Objective:
Write out every line of the material as it stands, apart from the pictures.

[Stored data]
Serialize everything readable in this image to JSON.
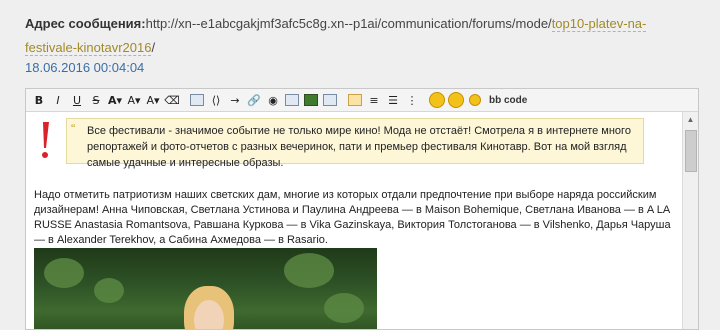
{
  "address": {
    "label": "Адрес сообщения:",
    "url_plain": "http://xn--e1abcgakjmf3afc5c8g.xn--p1ai/communication/forums/mode/",
    "url_link": "top10-platev-na-festivale-kinotavr2016",
    "url_tail": "/"
  },
  "date": "18.06.2016 00:04:04",
  "toolbar": {
    "bold": "B",
    "italic": "I",
    "underline": "U",
    "strike": "S",
    "font": "A",
    "size": "A",
    "bbcode": "bb code"
  },
  "quote": "Все фестивали - значимое событие не только  мире кино! Мода не отстаёт! Смотрела я в интернете много репортажей и фото-отчетов с разных вечеринок, пати и премьер фестиваля Кинотавр. Вот на мой взгляд самые удачные и интересные образы.",
  "paragraph": "Надо отметить патриотизм наших светских дам, многие из которых отдали предпочтение при выборе наряда российским дизайнерам! Анна Чиповская, Светлана Устинова и Паулина Андреева — в Maison Bohemique, Светлана Иванова — в A LA RUSSE Anastasia Romantsova, Равшана Куркова — в Vika Gazinskaya, Виктория Толстоганова — в Vilshenko, Дарья Чаруша — в Alexander Terekhov, а Сабина Ахмедова — в Rasario.",
  "colors": {
    "accent_link": "#a08a2a",
    "date": "#3b6ea5",
    "quote_bg": "#fdf7d8",
    "exclaim": "#d8232a"
  }
}
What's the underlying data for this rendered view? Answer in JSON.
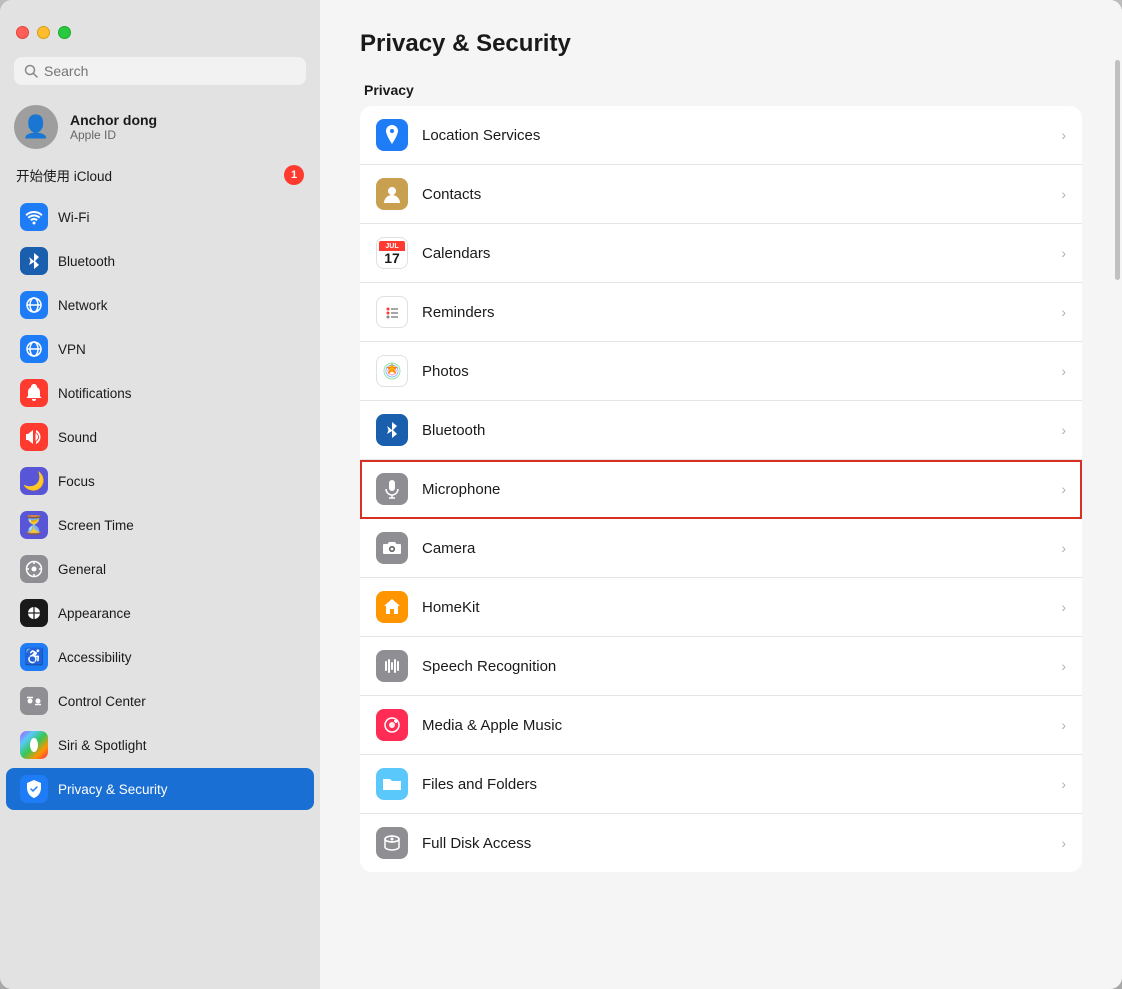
{
  "window": {
    "title": "Privacy & Security"
  },
  "trafficLights": {
    "red": "close",
    "yellow": "minimize",
    "green": "maximize"
  },
  "search": {
    "placeholder": "Search"
  },
  "user": {
    "name": "Anchor dong",
    "subtitle": "Apple ID"
  },
  "icloud": {
    "label": "开始使用 iCloud",
    "badge": "1"
  },
  "sidebar": {
    "items": [
      {
        "id": "wifi",
        "label": "Wi-Fi",
        "iconColor": "#1e7cf7",
        "iconType": "wifi"
      },
      {
        "id": "bluetooth",
        "label": "Bluetooth",
        "iconColor": "#1a5fad",
        "iconType": "bluetooth"
      },
      {
        "id": "network",
        "label": "Network",
        "iconColor": "#1e7cf7",
        "iconType": "network"
      },
      {
        "id": "vpn",
        "label": "VPN",
        "iconColor": "#1e7cf7",
        "iconType": "vpn"
      },
      {
        "id": "notifications",
        "label": "Notifications",
        "iconColor": "#ff3b30",
        "iconType": "notifications"
      },
      {
        "id": "sound",
        "label": "Sound",
        "iconColor": "#ff3b30",
        "iconType": "sound"
      },
      {
        "id": "focus",
        "label": "Focus",
        "iconColor": "#5856d6",
        "iconType": "focus"
      },
      {
        "id": "screentime",
        "label": "Screen Time",
        "iconColor": "#5856d6",
        "iconType": "screentime"
      },
      {
        "id": "general",
        "label": "General",
        "iconColor": "#8e8e93",
        "iconType": "general"
      },
      {
        "id": "appearance",
        "label": "Appearance",
        "iconColor": "#1a1a1a",
        "iconType": "appearance"
      },
      {
        "id": "accessibility",
        "label": "Accessibility",
        "iconColor": "#1e7cf7",
        "iconType": "accessibility"
      },
      {
        "id": "controlcenter",
        "label": "Control Center",
        "iconColor": "#8e8e93",
        "iconType": "controlcenter"
      },
      {
        "id": "siri",
        "label": "Siri & Spotlight",
        "iconColor": "#a855f7",
        "iconType": "siri"
      },
      {
        "id": "privacy",
        "label": "Privacy & Security",
        "iconColor": "#1e7cf7",
        "iconType": "privacy",
        "active": true
      }
    ]
  },
  "main": {
    "title": "Privacy & Security",
    "sectionHeader": "Privacy",
    "listItems": [
      {
        "id": "location",
        "label": "Location Services",
        "iconColor": "#1e7cf7",
        "iconType": "location",
        "highlighted": false
      },
      {
        "id": "contacts",
        "label": "Contacts",
        "iconColor": "#c8a050",
        "iconType": "contacts",
        "highlighted": false
      },
      {
        "id": "calendars",
        "label": "Calendars",
        "iconColor": "#ff3b30",
        "iconType": "calendars",
        "highlighted": false
      },
      {
        "id": "reminders",
        "label": "Reminders",
        "iconColor": "#ff3b30",
        "iconType": "reminders",
        "highlighted": false
      },
      {
        "id": "photos",
        "label": "Photos",
        "iconColor": "#ff9500",
        "iconType": "photos",
        "highlighted": false
      },
      {
        "id": "bluetooth",
        "label": "Bluetooth",
        "iconColor": "#1a5fad",
        "iconType": "bluetooth",
        "highlighted": false
      },
      {
        "id": "microphone",
        "label": "Microphone",
        "iconColor": "#8e8e93",
        "iconType": "microphone",
        "highlighted": true
      },
      {
        "id": "camera",
        "label": "Camera",
        "iconColor": "#8e8e93",
        "iconType": "camera",
        "highlighted": false
      },
      {
        "id": "homekit",
        "label": "HomeKit",
        "iconColor": "#ff9500",
        "iconType": "homekit",
        "highlighted": false
      },
      {
        "id": "speech",
        "label": "Speech Recognition",
        "iconColor": "#8e8e93",
        "iconType": "speech",
        "highlighted": false
      },
      {
        "id": "media",
        "label": "Media & Apple Music",
        "iconColor": "#ff2d55",
        "iconType": "media",
        "highlighted": false
      },
      {
        "id": "files",
        "label": "Files and Folders",
        "iconColor": "#5ac8fa",
        "iconType": "files",
        "highlighted": false
      },
      {
        "id": "fulldisk",
        "label": "Full Disk Access",
        "iconColor": "#8e8e93",
        "iconType": "fulldisk",
        "highlighted": false
      }
    ]
  }
}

Result of the task:
Serialize everything readable in this image to JSON.
{
  "address": {
    "label": "Адрес сообщения:",
    "url_plain": "http://xn--e1abcgakjmf3afc5c8g.xn--p1ai/communication/forums/mode/",
    "url_link": "top10-platev-na-festivale-kinotavr2016",
    "url_tail": "/"
  },
  "date": "18.06.2016 00:04:04",
  "toolbar": {
    "bold": "B",
    "italic": "I",
    "underline": "U",
    "strike": "S",
    "font": "A",
    "size": "A",
    "bbcode": "bb code"
  },
  "quote": "Все фестивали - значимое событие не только  мире кино! Мода не отстаёт! Смотрела я в интернете много репортажей и фото-отчетов с разных вечеринок, пати и премьер фестиваля Кинотавр. Вот на мой взгляд самые удачные и интересные образы.",
  "paragraph": "Надо отметить патриотизм наших светских дам, многие из которых отдали предпочтение при выборе наряда российским дизайнерам! Анна Чиповская, Светлана Устинова и Паулина Андреева — в Maison Bohemique, Светлана Иванова — в A LA RUSSE Anastasia Romantsova, Равшана Куркова — в Vika Gazinskaya, Виктория Толстоганова — в Vilshenko, Дарья Чаруша — в Alexander Terekhov, а Сабина Ахмедова — в Rasario.",
  "colors": {
    "accent_link": "#a08a2a",
    "date": "#3b6ea5",
    "quote_bg": "#fdf7d8",
    "exclaim": "#d8232a"
  }
}
What's the underlying data for this rendered view? Answer in JSON.
{
  "window": {
    "title": "Privacy & Security"
  },
  "trafficLights": {
    "red": "close",
    "yellow": "minimize",
    "green": "maximize"
  },
  "search": {
    "placeholder": "Search"
  },
  "user": {
    "name": "Anchor dong",
    "subtitle": "Apple ID"
  },
  "icloud": {
    "label": "开始使用 iCloud",
    "badge": "1"
  },
  "sidebar": {
    "items": [
      {
        "id": "wifi",
        "label": "Wi-Fi",
        "iconColor": "#1e7cf7",
        "iconType": "wifi"
      },
      {
        "id": "bluetooth",
        "label": "Bluetooth",
        "iconColor": "#1a5fad",
        "iconType": "bluetooth"
      },
      {
        "id": "network",
        "label": "Network",
        "iconColor": "#1e7cf7",
        "iconType": "network"
      },
      {
        "id": "vpn",
        "label": "VPN",
        "iconColor": "#1e7cf7",
        "iconType": "vpn"
      },
      {
        "id": "notifications",
        "label": "Notifications",
        "iconColor": "#ff3b30",
        "iconType": "notifications"
      },
      {
        "id": "sound",
        "label": "Sound",
        "iconColor": "#ff3b30",
        "iconType": "sound"
      },
      {
        "id": "focus",
        "label": "Focus",
        "iconColor": "#5856d6",
        "iconType": "focus"
      },
      {
        "id": "screentime",
        "label": "Screen Time",
        "iconColor": "#5856d6",
        "iconType": "screentime"
      },
      {
        "id": "general",
        "label": "General",
        "iconColor": "#8e8e93",
        "iconType": "general"
      },
      {
        "id": "appearance",
        "label": "Appearance",
        "iconColor": "#1a1a1a",
        "iconType": "appearance"
      },
      {
        "id": "accessibility",
        "label": "Accessibility",
        "iconColor": "#1e7cf7",
        "iconType": "accessibility"
      },
      {
        "id": "controlcenter",
        "label": "Control Center",
        "iconColor": "#8e8e93",
        "iconType": "controlcenter"
      },
      {
        "id": "siri",
        "label": "Siri & Spotlight",
        "iconColor": "#a855f7",
        "iconType": "siri"
      },
      {
        "id": "privacy",
        "label": "Privacy & Security",
        "iconColor": "#1e7cf7",
        "iconType": "privacy",
        "active": true
      }
    ]
  },
  "main": {
    "title": "Privacy & Security",
    "sectionHeader": "Privacy",
    "listItems": [
      {
        "id": "location",
        "label": "Location Services",
        "iconColor": "#1e7cf7",
        "iconType": "location",
        "highlighted": false
      },
      {
        "id": "contacts",
        "label": "Contacts",
        "iconColor": "#c8a050",
        "iconType": "contacts",
        "highlighted": false
      },
      {
        "id": "calendars",
        "label": "Calendars",
        "iconColor": "#ff3b30",
        "iconType": "calendars",
        "highlighted": false
      },
      {
        "id": "reminders",
        "label": "Reminders",
        "iconColor": "#ff3b30",
        "iconType": "reminders",
        "highlighted": false
      },
      {
        "id": "photos",
        "label": "Photos",
        "iconColor": "#ff9500",
        "iconType": "photos",
        "highlighted": false
      },
      {
        "id": "bluetooth",
        "label": "Bluetooth",
        "iconColor": "#1a5fad",
        "iconType": "bluetooth",
        "highlighted": false
      },
      {
        "id": "microphone",
        "label": "Microphone",
        "iconColor": "#8e8e93",
        "iconType": "microphone",
        "highlighted": true
      },
      {
        "id": "camera",
        "label": "Camera",
        "iconColor": "#8e8e93",
        "iconType": "camera",
        "highlighted": false
      },
      {
        "id": "homekit",
        "label": "HomeKit",
        "iconColor": "#ff9500",
        "iconType": "homekit",
        "highlighted": false
      },
      {
        "id": "speech",
        "label": "Speech Recognition",
        "iconColor": "#8e8e93",
        "iconType": "speech",
        "highlighted": false
      },
      {
        "id": "media",
        "label": "Media & Apple Music",
        "iconColor": "#ff2d55",
        "iconType": "media",
        "highlighted": false
      },
      {
        "id": "files",
        "label": "Files and Folders",
        "iconColor": "#5ac8fa",
        "iconType": "files",
        "highlighted": false
      },
      {
        "id": "fulldisk",
        "label": "Full Disk Access",
        "iconColor": "#8e8e93",
        "iconType": "fulldisk",
        "highlighted": false
      }
    ]
  }
}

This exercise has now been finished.